● Instructions to follow
Copy the records below exactly as they are written.

Data records:

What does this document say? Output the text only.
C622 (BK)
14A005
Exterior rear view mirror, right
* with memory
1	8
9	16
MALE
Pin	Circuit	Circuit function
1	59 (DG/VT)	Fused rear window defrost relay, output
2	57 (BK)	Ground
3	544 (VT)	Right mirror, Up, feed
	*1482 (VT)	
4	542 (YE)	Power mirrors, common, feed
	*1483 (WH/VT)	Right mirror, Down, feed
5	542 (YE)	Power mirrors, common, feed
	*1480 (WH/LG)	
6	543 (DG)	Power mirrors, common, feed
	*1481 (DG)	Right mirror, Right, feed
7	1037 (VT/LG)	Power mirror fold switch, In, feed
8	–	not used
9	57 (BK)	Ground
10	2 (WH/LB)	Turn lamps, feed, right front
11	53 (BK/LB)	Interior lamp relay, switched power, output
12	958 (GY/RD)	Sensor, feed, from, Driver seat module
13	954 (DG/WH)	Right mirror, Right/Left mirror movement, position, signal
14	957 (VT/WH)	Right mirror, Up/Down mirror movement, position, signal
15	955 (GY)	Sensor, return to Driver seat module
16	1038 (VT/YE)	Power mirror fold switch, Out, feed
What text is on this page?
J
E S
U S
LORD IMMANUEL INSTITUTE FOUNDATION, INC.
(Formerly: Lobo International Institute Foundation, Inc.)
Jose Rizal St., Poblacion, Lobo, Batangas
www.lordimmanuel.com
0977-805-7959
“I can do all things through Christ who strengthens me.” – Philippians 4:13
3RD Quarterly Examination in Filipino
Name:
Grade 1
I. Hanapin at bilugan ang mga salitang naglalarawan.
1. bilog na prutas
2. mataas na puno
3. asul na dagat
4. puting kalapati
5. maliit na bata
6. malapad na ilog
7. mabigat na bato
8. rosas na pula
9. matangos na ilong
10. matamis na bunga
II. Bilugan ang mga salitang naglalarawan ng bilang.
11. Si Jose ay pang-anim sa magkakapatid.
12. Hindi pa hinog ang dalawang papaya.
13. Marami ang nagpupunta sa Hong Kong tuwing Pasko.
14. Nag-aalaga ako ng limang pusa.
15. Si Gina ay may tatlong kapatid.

● Final result
What does this document say? Output the text only.
C622 (BK)
14A005
Exterior rear view mirror, right
* with memory
1	8
9	16
MALE
Pin	Circuit	Circuit function
1	59 (DG/VT)	Fused rear window defrost relay, output
2	57 (BK)	Ground
3	544 (VT)	Right mirror, Up, feed
	*1482 (VT)	
4	542 (YE)	Power mirrors, common, feed
	*1483 (WH/VT)	Right mirror, Down, feed
5	542 (YE)	Power mirrors, common, feed
	*1480 (WH/LG)	
6	543 (DG)	Power mirrors, common, feed
	*1481 (DG)	Right mirror, Right, feed
7	1037 (VT/LG)	Power mirror fold switch, In, feed
8	–	not used
9	57 (BK)	Ground
10	2 (WH/LB)	Turn lamps, feed, right front
11	53 (BK/LB)	Interior lamp relay, switched power, output
12	958 (GY/RD)	Sensor, feed, from, Driver seat module
13	954 (DG/WH)	Right mirror, Right/Left mirror movement, position, signal
14	957 (VT/WH)	Right mirror, Up/Down mirror movement, position, signal
15	955 (GY)	Sensor, return to Driver seat module
16	1038 (VT/YE)	Power mirror fold switch, Out, feed
What text is on this page?
J
E S
U S
LORD IMMANUEL INSTITUTE FOUNDATION, INC.
(Formerly: Lobo International Institute Foundation, Inc.)
Jose Rizal St., Poblacion, Lobo, Batangas
www.lordimmanuel.com
0977-805-7959
“I can do all things through Christ who strengthens me.” – Philippians 4:13
3RD Quarterly Examination in Filipino
Name:
Grade 1
I. Hanapin at bilugan ang mga salitang naglalarawan.
1. bilog na prutas
2. mataas na puno
3. asul na dagat
4. puting kalapati
5. maliit na bata
6. malapad na ilog
7. mabigat na bato
8. rosas na pula
9. matangos na ilong
10. matamis na bunga
II. Bilugan ang mga salitang naglalarawan ng bilang.
11. Si Jose ay pang-anim sa magkakapatid.
12. Hindi pa hinog ang dalawang papaya.
13. Marami ang nagpupunta sa Hong Kong tuwing Pasko.
14. Nag-aalaga ako ng limang pusa.
15. Si Gina ay may tatlong kapatid.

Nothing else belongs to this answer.